[Rows from a dataset]
|---|

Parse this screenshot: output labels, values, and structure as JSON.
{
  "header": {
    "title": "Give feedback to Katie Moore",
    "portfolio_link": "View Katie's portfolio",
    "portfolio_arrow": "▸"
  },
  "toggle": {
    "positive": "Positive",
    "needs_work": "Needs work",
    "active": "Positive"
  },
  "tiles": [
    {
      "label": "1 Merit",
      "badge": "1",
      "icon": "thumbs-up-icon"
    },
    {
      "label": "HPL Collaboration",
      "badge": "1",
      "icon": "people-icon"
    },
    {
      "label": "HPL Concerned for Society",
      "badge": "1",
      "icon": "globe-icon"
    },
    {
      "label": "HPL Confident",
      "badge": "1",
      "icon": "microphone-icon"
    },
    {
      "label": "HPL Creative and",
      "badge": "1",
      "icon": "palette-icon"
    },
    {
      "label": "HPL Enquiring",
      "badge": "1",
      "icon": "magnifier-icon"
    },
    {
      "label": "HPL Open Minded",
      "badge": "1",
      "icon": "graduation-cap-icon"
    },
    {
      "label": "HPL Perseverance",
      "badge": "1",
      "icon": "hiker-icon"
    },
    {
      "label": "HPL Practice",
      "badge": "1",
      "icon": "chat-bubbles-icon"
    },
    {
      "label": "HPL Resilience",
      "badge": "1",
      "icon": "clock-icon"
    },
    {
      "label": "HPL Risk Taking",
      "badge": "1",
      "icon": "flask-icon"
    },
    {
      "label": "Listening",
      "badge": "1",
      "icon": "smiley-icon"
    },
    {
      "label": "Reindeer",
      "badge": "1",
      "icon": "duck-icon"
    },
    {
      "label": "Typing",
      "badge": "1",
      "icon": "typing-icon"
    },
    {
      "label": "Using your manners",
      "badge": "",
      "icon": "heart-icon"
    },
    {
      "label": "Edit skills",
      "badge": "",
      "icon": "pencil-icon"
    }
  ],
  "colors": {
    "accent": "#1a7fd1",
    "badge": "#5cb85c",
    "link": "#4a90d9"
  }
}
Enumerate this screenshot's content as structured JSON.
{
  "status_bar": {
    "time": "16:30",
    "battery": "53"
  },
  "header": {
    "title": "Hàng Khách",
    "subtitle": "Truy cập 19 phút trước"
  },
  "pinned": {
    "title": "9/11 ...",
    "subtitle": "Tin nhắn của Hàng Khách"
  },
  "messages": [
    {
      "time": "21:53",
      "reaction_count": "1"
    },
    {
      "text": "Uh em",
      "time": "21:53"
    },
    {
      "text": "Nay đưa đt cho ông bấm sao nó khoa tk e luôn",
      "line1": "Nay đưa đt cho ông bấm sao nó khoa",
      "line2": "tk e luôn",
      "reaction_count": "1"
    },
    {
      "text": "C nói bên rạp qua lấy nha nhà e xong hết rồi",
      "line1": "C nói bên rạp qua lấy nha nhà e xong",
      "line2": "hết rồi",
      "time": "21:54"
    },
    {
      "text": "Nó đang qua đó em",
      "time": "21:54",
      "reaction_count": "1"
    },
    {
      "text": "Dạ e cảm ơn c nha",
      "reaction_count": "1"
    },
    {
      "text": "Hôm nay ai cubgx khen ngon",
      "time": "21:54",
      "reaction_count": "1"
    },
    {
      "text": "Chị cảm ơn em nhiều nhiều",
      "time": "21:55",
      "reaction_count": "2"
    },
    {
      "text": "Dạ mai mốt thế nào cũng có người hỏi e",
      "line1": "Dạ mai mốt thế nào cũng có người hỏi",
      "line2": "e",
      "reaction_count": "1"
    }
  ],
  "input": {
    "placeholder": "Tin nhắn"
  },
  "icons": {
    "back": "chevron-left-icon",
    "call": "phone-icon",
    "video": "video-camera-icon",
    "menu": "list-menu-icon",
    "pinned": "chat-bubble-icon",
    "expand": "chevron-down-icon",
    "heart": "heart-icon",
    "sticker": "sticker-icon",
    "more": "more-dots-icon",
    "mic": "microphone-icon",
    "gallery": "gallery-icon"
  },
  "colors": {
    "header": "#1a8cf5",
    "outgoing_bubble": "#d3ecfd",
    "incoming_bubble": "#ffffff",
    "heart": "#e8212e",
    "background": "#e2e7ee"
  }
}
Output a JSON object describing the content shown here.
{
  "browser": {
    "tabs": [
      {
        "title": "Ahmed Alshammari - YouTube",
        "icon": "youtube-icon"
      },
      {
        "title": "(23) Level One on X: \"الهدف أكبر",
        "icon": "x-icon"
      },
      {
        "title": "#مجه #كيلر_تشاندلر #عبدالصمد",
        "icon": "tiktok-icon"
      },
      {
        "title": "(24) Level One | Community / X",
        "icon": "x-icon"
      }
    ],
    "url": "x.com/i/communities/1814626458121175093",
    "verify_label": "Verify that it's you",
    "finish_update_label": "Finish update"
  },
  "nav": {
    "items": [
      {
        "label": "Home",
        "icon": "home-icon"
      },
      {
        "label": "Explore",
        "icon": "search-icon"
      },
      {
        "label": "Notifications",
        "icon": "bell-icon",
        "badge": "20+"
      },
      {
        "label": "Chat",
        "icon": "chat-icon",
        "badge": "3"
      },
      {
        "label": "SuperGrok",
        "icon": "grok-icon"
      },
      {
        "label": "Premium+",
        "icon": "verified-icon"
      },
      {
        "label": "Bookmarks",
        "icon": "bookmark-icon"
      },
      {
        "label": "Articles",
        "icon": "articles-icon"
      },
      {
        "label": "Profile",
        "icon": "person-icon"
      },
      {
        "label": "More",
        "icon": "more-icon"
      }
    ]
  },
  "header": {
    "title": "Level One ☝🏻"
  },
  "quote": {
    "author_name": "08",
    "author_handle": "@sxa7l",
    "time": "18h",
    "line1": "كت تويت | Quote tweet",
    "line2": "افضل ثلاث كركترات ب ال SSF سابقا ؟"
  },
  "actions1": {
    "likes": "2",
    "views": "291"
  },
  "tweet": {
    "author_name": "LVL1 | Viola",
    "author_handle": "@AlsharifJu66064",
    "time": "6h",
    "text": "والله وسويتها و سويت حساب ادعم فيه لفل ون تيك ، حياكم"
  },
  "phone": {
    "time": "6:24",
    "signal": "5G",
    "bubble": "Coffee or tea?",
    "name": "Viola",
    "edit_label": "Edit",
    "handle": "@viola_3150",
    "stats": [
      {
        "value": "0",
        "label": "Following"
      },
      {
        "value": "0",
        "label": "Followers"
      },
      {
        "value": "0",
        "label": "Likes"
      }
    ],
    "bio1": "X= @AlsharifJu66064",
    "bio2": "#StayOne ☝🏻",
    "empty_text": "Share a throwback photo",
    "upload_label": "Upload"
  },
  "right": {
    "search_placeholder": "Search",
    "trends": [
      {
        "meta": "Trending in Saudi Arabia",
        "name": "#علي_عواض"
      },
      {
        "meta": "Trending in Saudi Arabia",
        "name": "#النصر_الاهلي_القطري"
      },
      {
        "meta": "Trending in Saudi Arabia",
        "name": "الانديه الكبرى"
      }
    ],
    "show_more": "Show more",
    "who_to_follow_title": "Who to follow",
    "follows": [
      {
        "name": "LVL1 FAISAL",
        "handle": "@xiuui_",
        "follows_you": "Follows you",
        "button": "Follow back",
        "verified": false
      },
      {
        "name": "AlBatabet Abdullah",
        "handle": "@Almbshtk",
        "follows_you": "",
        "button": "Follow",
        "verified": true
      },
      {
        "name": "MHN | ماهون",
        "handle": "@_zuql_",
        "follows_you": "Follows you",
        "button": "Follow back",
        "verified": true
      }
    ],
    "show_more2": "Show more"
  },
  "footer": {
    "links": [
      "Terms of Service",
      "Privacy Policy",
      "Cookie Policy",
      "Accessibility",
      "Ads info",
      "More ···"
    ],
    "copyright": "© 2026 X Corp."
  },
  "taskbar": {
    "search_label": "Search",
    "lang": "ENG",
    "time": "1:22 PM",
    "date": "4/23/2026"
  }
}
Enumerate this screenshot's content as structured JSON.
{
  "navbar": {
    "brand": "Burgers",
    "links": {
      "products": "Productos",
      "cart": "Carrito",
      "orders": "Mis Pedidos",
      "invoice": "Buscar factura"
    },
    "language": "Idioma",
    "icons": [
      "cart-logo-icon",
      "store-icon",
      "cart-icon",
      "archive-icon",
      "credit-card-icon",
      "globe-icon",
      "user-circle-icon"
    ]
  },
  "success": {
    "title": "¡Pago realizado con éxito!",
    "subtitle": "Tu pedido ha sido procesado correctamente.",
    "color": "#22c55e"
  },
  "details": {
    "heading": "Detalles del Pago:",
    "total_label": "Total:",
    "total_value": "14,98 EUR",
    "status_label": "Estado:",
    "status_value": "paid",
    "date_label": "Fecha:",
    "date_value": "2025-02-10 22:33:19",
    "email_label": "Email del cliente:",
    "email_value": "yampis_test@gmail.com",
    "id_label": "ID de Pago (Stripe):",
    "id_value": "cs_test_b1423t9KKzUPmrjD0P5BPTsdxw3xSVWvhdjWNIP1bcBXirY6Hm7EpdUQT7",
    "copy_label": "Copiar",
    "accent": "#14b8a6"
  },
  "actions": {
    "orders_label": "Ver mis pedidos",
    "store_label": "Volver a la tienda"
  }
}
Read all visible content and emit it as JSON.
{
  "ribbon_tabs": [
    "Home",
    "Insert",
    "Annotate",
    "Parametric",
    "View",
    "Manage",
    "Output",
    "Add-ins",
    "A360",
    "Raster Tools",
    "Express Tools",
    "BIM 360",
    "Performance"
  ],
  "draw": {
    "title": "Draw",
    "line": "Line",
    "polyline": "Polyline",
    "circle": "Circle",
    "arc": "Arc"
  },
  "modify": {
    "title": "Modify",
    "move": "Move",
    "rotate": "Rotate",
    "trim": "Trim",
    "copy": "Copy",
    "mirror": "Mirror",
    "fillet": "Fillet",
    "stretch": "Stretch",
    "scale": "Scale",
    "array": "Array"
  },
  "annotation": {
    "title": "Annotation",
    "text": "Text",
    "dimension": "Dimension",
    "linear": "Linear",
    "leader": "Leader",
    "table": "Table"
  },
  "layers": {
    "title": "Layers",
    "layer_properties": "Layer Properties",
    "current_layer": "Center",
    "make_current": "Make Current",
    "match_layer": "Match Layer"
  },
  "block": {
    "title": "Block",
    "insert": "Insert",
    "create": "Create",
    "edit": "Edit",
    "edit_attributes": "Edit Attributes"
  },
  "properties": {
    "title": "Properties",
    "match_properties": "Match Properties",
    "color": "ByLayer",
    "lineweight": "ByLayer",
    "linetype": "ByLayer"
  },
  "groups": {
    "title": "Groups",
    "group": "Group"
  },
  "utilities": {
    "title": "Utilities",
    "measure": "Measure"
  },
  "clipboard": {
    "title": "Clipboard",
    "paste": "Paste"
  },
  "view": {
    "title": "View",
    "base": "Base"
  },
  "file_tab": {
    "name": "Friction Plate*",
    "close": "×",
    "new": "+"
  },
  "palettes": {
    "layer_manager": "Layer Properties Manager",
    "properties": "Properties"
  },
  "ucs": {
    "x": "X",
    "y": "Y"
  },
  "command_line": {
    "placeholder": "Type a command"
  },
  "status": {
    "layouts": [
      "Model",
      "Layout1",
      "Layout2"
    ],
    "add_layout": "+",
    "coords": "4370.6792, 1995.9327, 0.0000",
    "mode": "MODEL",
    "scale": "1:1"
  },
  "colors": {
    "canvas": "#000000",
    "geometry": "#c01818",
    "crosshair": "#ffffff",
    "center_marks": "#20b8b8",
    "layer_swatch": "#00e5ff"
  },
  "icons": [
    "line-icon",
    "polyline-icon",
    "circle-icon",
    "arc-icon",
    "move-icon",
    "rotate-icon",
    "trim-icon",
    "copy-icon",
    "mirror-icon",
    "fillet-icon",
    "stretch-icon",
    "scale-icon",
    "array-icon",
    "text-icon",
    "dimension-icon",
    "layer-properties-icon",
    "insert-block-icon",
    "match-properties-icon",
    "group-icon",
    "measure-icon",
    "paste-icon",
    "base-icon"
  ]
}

|---|

■ TASK GOAL
Reply with one number only: the count of lines in the entries that contain "time".

■ COMPLETED TASK
11